Copy each of the records below verbatim, line by line, and omit the pictures from your copy.

• DATA ROWS:
+ + +
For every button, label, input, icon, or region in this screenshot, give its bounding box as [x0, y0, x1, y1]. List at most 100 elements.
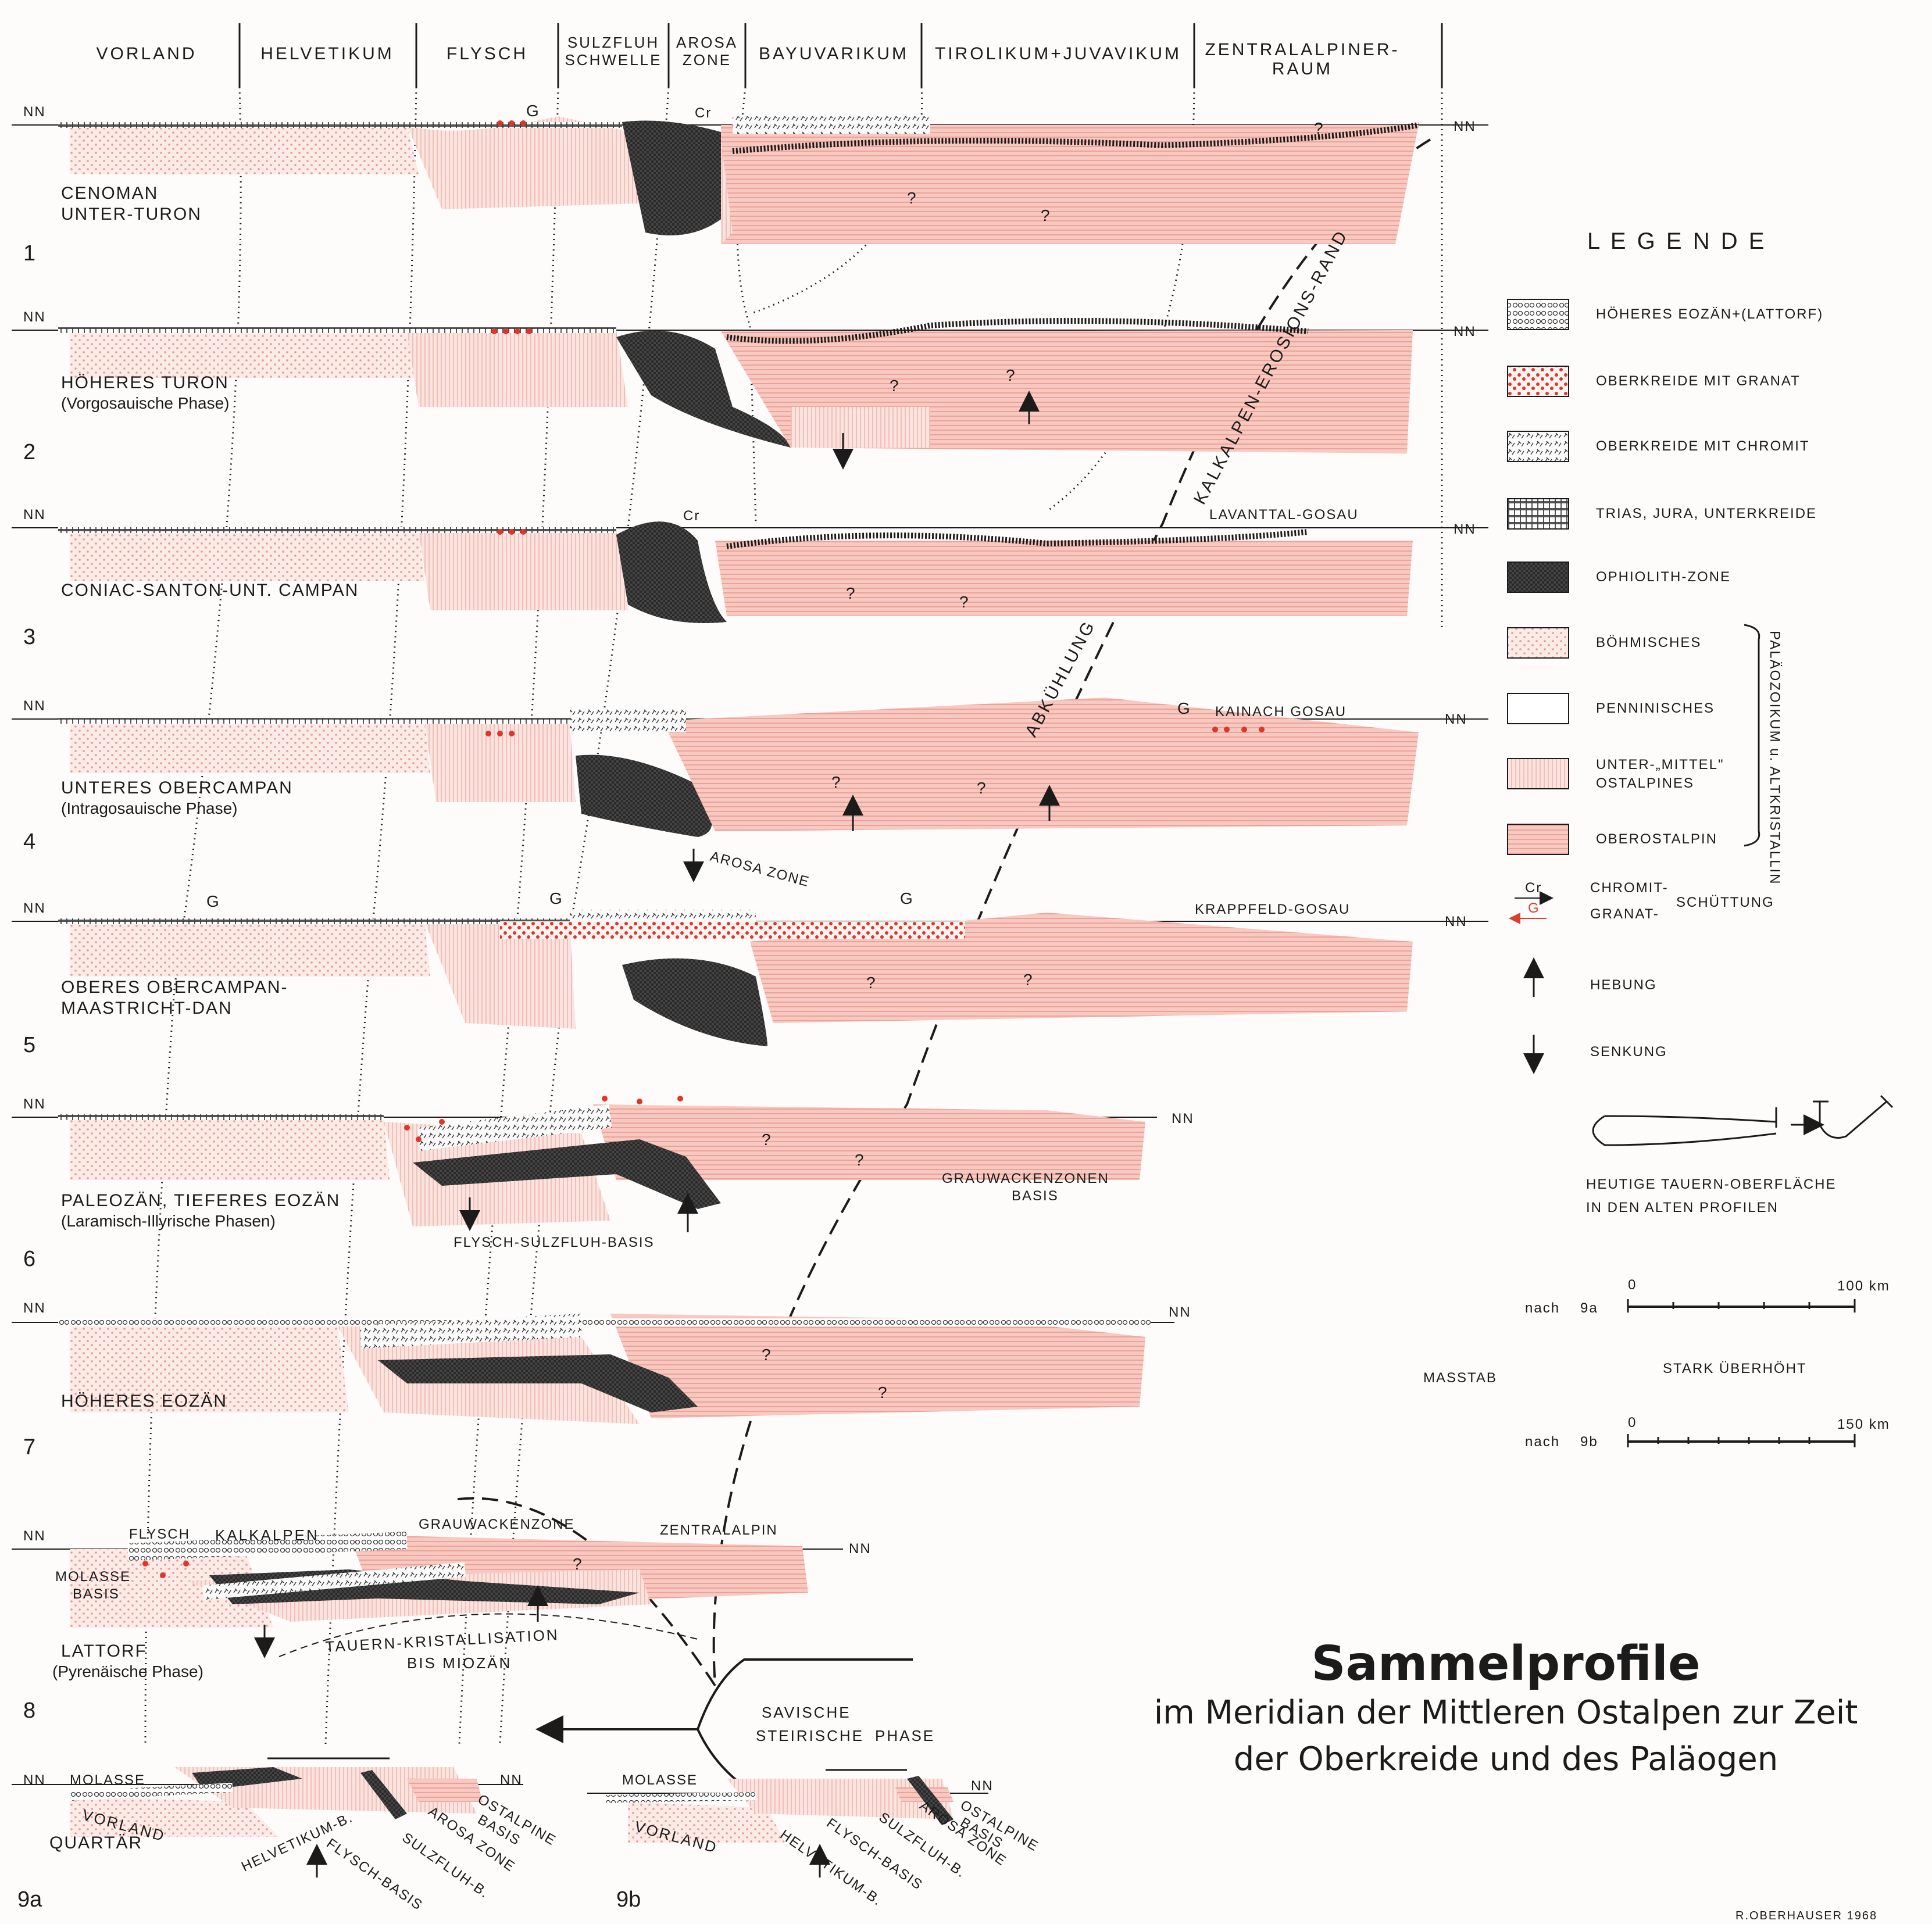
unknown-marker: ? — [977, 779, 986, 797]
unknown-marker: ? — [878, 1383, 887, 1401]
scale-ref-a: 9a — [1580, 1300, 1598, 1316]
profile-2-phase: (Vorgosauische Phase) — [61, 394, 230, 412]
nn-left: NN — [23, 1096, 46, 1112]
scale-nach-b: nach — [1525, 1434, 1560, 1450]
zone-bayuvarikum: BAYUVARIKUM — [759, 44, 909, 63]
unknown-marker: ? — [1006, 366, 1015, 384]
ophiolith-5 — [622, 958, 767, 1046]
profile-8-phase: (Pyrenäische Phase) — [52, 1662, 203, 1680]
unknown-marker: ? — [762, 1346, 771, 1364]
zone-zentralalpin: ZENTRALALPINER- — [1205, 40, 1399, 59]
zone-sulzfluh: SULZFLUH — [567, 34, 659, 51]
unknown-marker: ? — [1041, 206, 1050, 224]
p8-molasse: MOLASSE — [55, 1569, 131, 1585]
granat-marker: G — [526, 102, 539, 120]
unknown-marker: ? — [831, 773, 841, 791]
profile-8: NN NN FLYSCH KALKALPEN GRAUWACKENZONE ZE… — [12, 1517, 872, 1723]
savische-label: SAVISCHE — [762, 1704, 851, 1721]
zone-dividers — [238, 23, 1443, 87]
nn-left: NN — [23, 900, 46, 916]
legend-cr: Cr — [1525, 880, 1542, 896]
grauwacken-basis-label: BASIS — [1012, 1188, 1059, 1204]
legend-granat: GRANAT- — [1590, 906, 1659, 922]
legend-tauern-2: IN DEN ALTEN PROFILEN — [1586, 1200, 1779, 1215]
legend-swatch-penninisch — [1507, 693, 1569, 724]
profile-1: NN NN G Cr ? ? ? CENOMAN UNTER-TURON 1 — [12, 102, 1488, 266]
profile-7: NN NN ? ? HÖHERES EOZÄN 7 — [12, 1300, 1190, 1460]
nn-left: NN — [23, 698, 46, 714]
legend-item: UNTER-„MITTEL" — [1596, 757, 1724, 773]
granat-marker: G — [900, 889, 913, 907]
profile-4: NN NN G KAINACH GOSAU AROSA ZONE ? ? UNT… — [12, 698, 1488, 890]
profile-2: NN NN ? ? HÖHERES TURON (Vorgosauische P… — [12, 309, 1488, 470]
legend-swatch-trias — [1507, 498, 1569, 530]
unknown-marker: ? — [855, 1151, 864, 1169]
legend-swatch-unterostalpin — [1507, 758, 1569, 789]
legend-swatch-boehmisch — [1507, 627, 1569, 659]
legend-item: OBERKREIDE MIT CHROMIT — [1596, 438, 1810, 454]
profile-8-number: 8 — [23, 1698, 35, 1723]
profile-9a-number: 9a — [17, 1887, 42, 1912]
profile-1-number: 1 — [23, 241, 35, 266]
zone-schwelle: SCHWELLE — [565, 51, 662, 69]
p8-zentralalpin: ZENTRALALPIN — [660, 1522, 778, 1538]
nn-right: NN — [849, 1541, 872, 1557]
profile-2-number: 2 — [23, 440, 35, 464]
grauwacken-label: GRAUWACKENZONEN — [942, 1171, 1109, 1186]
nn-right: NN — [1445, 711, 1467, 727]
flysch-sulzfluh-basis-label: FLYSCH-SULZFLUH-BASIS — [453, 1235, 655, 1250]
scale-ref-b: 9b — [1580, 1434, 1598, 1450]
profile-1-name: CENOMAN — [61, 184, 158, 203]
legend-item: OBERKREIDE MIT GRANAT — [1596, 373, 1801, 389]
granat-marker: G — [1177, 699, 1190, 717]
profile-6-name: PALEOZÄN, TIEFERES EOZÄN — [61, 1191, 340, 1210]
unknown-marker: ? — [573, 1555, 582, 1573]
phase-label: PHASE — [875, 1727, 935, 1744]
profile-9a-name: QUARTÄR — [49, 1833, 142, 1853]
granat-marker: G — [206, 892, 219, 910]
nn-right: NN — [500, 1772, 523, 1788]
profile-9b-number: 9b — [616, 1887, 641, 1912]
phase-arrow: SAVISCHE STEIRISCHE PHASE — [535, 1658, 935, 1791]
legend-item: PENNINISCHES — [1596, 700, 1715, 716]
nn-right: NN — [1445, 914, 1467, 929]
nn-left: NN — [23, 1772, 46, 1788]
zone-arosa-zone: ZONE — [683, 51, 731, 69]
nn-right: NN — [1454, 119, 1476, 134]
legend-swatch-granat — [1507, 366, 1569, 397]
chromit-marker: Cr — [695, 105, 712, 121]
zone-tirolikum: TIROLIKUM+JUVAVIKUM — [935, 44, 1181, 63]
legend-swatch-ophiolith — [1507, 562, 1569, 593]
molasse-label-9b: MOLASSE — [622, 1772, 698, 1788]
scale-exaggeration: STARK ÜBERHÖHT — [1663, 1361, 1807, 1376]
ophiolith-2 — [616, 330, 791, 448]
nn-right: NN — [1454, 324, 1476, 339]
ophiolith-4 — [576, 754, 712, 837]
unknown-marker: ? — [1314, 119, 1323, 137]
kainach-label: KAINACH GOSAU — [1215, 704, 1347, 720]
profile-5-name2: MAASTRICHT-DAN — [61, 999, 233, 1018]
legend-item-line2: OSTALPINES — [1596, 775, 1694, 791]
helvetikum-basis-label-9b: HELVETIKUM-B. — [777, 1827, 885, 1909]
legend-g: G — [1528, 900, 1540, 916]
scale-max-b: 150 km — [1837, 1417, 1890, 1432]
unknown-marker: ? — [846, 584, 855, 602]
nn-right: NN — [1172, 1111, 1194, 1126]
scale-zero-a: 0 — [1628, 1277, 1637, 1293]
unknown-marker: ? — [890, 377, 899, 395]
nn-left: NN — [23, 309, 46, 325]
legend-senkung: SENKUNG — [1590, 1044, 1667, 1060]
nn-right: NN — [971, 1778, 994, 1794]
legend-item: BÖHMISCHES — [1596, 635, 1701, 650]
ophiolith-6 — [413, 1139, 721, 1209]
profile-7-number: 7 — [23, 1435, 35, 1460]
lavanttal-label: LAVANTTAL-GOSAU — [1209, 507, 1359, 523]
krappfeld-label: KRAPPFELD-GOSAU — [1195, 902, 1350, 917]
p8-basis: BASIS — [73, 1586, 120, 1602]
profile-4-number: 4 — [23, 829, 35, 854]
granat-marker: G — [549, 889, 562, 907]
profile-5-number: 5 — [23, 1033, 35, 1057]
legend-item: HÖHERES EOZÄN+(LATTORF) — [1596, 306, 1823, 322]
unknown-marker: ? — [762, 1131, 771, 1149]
+ + +
• SOLUTION:
For every button, label, input, icon, or region in this screenshot, give its bounding box as [x0, y0, x1, y1]. List at most 100 elements.
unknown-marker: ? — [977, 779, 986, 797]
unknown-marker: ? — [878, 1383, 887, 1401]
scale-ref-a: 9a — [1580, 1300, 1598, 1316]
profile-2-phase: (Vorgosauische Phase) — [61, 394, 230, 412]
nn-left: NN — [23, 1096, 46, 1112]
scale-nach-b: nach — [1525, 1434, 1560, 1450]
zone-bayuvarikum: BAYUVARIKUM — [759, 44, 909, 63]
unknown-marker: ? — [1006, 366, 1015, 384]
ophiolith-5 — [622, 958, 767, 1046]
profile-8-phase: (Pyrenäische Phase) — [52, 1662, 203, 1680]
unknown-marker: ? — [762, 1346, 771, 1364]
zone-zentralalpin: ZENTRALALPINER- — [1205, 40, 1399, 59]
zone-sulzfluh: SULZFLUH — [567, 34, 659, 51]
unknown-marker: ? — [1041, 206, 1050, 224]
p8-molasse: MOLASSE — [55, 1569, 131, 1585]
granat-marker: G — [526, 102, 539, 120]
unknown-marker: ? — [831, 773, 841, 791]
profile-8: NN NN FLYSCH KALKALPEN GRAUWACKENZONE ZE… — [12, 1517, 872, 1723]
savische-label: SAVISCHE — [762, 1704, 851, 1721]
zone-dividers — [238, 23, 1443, 87]
nn-left: NN — [23, 900, 46, 916]
legend-cr: Cr — [1525, 880, 1542, 896]
grauwacken-basis-label: BASIS — [1012, 1188, 1059, 1204]
legend-granat: GRANAT- — [1590, 906, 1659, 922]
legend-tauern-2: IN DEN ALTEN PROFILEN — [1586, 1200, 1779, 1215]
legend-swatch-penninisch — [1507, 693, 1569, 724]
profile-1: NN NN G Cr ? ? ? CENOMAN UNTER-TURON 1 — [12, 102, 1488, 266]
profile-7: NN NN ? ? HÖHERES EOZÄN 7 — [12, 1300, 1190, 1460]
nn-left: NN — [23, 698, 46, 714]
legend-item: UNTER-„MITTEL" — [1596, 757, 1724, 773]
granat-marker: G — [900, 889, 913, 907]
profile-4: NN NN G KAINACH GOSAU AROSA ZONE ? ? UNT… — [12, 698, 1488, 890]
profile-2: NN NN ? ? HÖHERES TURON (Vorgosauische P… — [12, 309, 1488, 470]
legend-swatch-trias — [1507, 498, 1569, 530]
unknown-marker: ? — [855, 1151, 864, 1169]
legend-swatch-unterostalpin — [1507, 758, 1569, 789]
legend-swatch-boehmisch — [1507, 627, 1569, 659]
legend-item: OBERKREIDE MIT CHROMIT — [1596, 438, 1810, 454]
profile-8-number: 8 — [23, 1698, 35, 1723]
profile-9a-number: 9a — [17, 1887, 42, 1912]
profile-1-number: 1 — [23, 241, 35, 266]
zone-schwelle: SCHWELLE — [565, 51, 662, 69]
p8-zentralalpin: ZENTRALALPIN — [660, 1522, 778, 1538]
nn-right: NN — [849, 1541, 872, 1557]
profile-2-number: 2 — [23, 440, 35, 464]
grauwacken-label: GRAUWACKENZONEN — [942, 1171, 1109, 1186]
nn-right: NN — [1445, 711, 1467, 727]
flysch-sulzfluh-basis-label: FLYSCH-SULZFLUH-BASIS — [453, 1235, 655, 1250]
scale-ref-b: 9b — [1580, 1434, 1598, 1450]
profile-1-name: CENOMAN — [61, 184, 158, 203]
legend-item: OBERKREIDE MIT GRANAT — [1596, 373, 1801, 389]
granat-marker: G — [1177, 699, 1190, 717]
profile-6-name: PALEOZÄN, TIEFERES EOZÄN — [61, 1191, 340, 1210]
unknown-marker: ? — [573, 1555, 582, 1573]
phase-label: PHASE — [875, 1727, 935, 1744]
profile-9a-name: QUARTÄR — [49, 1833, 142, 1853]
granat-marker: G — [206, 892, 219, 910]
nn-right: NN — [500, 1772, 523, 1788]
profile-9b-number: 9b — [616, 1887, 641, 1912]
phase-arrow: SAVISCHE STEIRISCHE PHASE — [535, 1658, 935, 1791]
legend-item: PENNINISCHES — [1596, 700, 1715, 716]
nn-right: NN — [1445, 914, 1467, 929]
nn-left: NN — [23, 1772, 46, 1788]
zone-arosa-zone: ZONE — [683, 51, 731, 69]
nn-right: NN — [1454, 119, 1476, 134]
legend-swatch-granat — [1507, 366, 1569, 397]
chromit-marker: Cr — [695, 105, 712, 121]
zone-tirolikum: TIROLIKUM+JUVAVIKUM — [935, 44, 1181, 63]
legend-swatch-ophiolith — [1507, 562, 1569, 593]
molasse-label-9b: MOLASSE — [622, 1772, 698, 1788]
scale-exaggeration: STARK ÜBERHÖHT — [1663, 1361, 1807, 1376]
ophiolith-2 — [616, 330, 791, 448]
nn-right: NN — [1454, 324, 1476, 339]
ophiolith-4 — [576, 754, 712, 837]
unknown-marker: ? — [1314, 119, 1323, 137]
kainach-label: KAINACH GOSAU — [1215, 704, 1347, 720]
profile-5-name2: MAASTRICHT-DAN — [61, 999, 233, 1018]
legend-item-line2: OSTALPINES — [1596, 775, 1694, 791]
helvetikum-basis-label-9b: HELVETIKUM-B. — [777, 1827, 885, 1909]
legend-g: G — [1528, 900, 1540, 916]
scale-max-b: 150 km — [1837, 1417, 1890, 1432]
unknown-marker: ? — [846, 584, 855, 602]
nn-right: NN — [1172, 1111, 1194, 1126]
scale-zero-a: 0 — [1628, 1277, 1637, 1293]
unknown-marker: ? — [890, 377, 899, 395]
nn-left: NN — [23, 309, 46, 325]
legend-senkung: SENKUNG — [1590, 1044, 1667, 1060]
nn-right: NN — [971, 1778, 994, 1794]
legend-item: BÖHMISCHES — [1596, 635, 1701, 650]
ophiolith-6 — [413, 1139, 721, 1209]
profile-7-number: 7 — [23, 1435, 35, 1460]
lavanttal-label: LAVANTTAL-GOSAU — [1209, 507, 1359, 523]
krappfeld-label: KRAPPFELD-GOSAU — [1195, 902, 1350, 917]
p8-basis: BASIS — [73, 1586, 120, 1602]
profile-4-number: 4 — [23, 829, 35, 854]
granat-marker: G — [549, 889, 562, 907]
profile-5-number: 5 — [23, 1033, 35, 1057]
legend-item: HÖHERES EOZÄN+(LATTORF) — [1596, 306, 1823, 322]
unknown-marker: ? — [762, 1131, 771, 1149]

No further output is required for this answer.